Given request:
Wherever a line holds the word "Dimensions", copy that line out.
# start of Material for the task
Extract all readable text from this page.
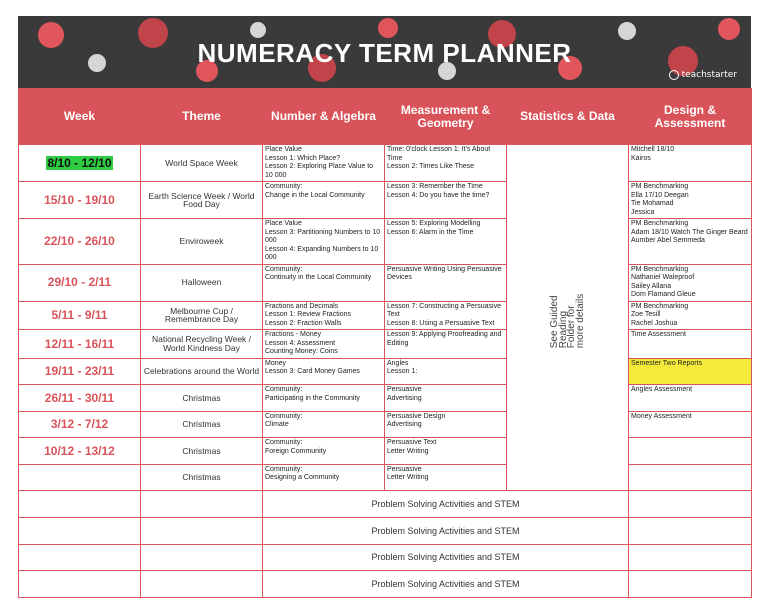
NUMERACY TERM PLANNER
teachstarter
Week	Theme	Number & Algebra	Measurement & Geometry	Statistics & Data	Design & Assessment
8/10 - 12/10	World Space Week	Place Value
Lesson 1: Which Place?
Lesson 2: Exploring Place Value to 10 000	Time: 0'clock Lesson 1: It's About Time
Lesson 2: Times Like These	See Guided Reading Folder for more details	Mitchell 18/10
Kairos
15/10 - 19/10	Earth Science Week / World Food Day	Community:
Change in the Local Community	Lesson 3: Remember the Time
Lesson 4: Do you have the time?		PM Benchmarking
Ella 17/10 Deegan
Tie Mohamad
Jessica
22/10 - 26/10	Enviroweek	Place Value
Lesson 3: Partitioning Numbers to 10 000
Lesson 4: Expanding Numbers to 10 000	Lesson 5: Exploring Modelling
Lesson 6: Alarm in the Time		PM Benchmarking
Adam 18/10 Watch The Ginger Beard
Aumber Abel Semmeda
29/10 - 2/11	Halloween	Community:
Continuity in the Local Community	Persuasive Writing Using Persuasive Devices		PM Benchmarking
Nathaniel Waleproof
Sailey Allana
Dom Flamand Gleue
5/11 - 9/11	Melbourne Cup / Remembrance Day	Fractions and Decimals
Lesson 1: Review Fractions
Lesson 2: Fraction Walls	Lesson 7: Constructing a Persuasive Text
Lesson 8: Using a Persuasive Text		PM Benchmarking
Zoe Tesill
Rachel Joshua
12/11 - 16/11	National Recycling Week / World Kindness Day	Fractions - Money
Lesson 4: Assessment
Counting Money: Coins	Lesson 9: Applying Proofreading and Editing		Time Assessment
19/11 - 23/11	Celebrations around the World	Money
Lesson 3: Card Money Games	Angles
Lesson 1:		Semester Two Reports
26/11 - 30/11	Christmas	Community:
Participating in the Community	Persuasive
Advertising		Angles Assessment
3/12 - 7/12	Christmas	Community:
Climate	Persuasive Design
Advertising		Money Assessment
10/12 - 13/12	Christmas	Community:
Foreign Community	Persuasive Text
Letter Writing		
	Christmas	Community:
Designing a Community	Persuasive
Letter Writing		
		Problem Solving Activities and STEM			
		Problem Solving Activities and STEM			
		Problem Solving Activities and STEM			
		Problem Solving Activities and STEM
# end of Material for the task
# start of Material for the task
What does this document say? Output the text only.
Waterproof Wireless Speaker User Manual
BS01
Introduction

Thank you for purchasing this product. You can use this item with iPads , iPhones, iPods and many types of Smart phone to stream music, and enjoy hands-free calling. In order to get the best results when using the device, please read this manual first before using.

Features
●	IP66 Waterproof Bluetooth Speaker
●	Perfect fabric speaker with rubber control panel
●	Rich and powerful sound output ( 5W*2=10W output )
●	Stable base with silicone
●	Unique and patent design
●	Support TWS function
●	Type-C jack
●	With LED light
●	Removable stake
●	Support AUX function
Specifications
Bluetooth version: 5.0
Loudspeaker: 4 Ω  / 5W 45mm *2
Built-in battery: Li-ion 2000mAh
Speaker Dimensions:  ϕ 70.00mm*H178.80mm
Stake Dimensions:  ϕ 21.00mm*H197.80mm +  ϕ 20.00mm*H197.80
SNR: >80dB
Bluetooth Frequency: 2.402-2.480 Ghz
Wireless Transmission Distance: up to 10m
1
# end of Material for the task
Result of the exercise:
Speaker Dimensions:  ϕ 70.00mm*H178.80mm
Stake Dimensions:  ϕ 21.00mm*H197.80mm +  ϕ 20.00mm*H197.80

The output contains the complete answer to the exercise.